Task instructions »
Report each line of the data that includes the word "this".

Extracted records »

[BEGIN]

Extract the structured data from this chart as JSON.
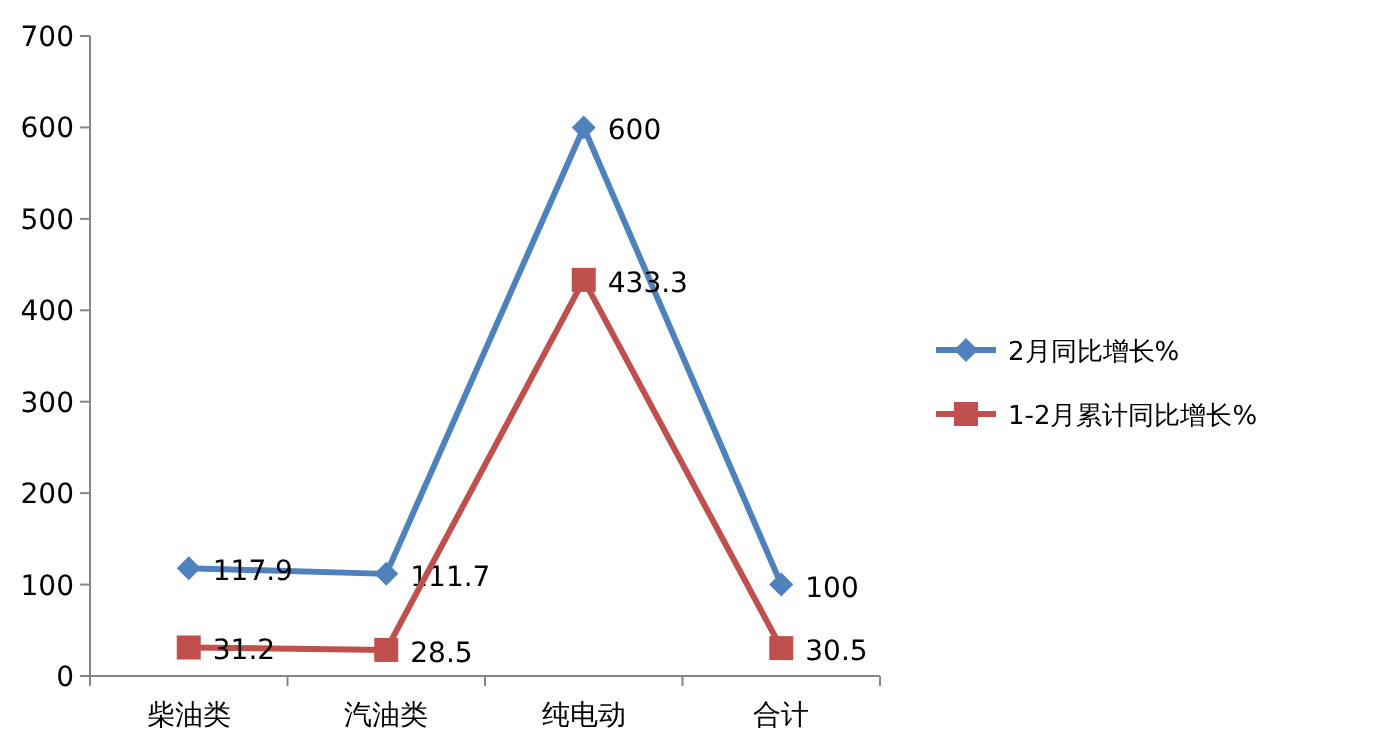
{
  "chart_data": {
    "type": "line",
    "categories": [
      "柴油类",
      "汽油类",
      "纯电动",
      "合计"
    ],
    "series": [
      {
        "name": "2月同比增长%",
        "color": "#4f81bd",
        "marker": "diamond",
        "values": [
          117.9,
          111.7,
          600,
          100
        ]
      },
      {
        "name": "1-2月累计同比增长%",
        "color": "#c0504d",
        "marker": "square",
        "values": [
          31.2,
          28.5,
          433.3,
          30.5
        ]
      }
    ],
    "ylim": [
      0,
      700
    ],
    "yticks": [
      0,
      100,
      200,
      300,
      400,
      500,
      600,
      700
    ],
    "grid": false,
    "legend": "right",
    "data_labels": true
  }
}
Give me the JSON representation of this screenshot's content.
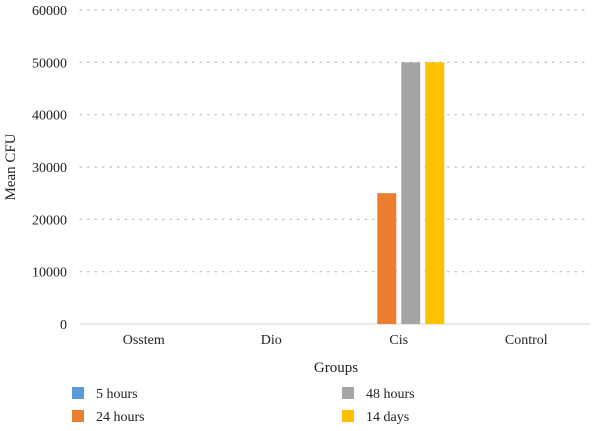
{
  "chart_data": {
    "type": "bar",
    "title": "",
    "xlabel": "Groups",
    "ylabel": "Mean CFU",
    "categories": [
      "Osstem",
      "Dio",
      "Cis",
      "Control"
    ],
    "ylim": [
      0,
      60000
    ],
    "yticks": [
      "0",
      "10000",
      "20000",
      "30000",
      "40000",
      "50000",
      "60000"
    ],
    "grid": true,
    "legend_position": "bottom",
    "series": [
      {
        "name": "5 hours",
        "color": "#5b9bd5",
        "values": [
          0,
          0,
          0,
          0
        ]
      },
      {
        "name": "24 hours",
        "color": "#ed7d31",
        "values": [
          0,
          0,
          25000,
          0
        ]
      },
      {
        "name": "48 hours",
        "color": "#a5a5a5",
        "values": [
          0,
          0,
          50000,
          0
        ]
      },
      {
        "name": "14 days",
        "color": "#ffc000",
        "values": [
          0,
          0,
          50000,
          0
        ]
      }
    ]
  }
}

[END]

Written response »
Extract the structured data from this chart as JSON.
Give me the JSON representation of this screenshot's content.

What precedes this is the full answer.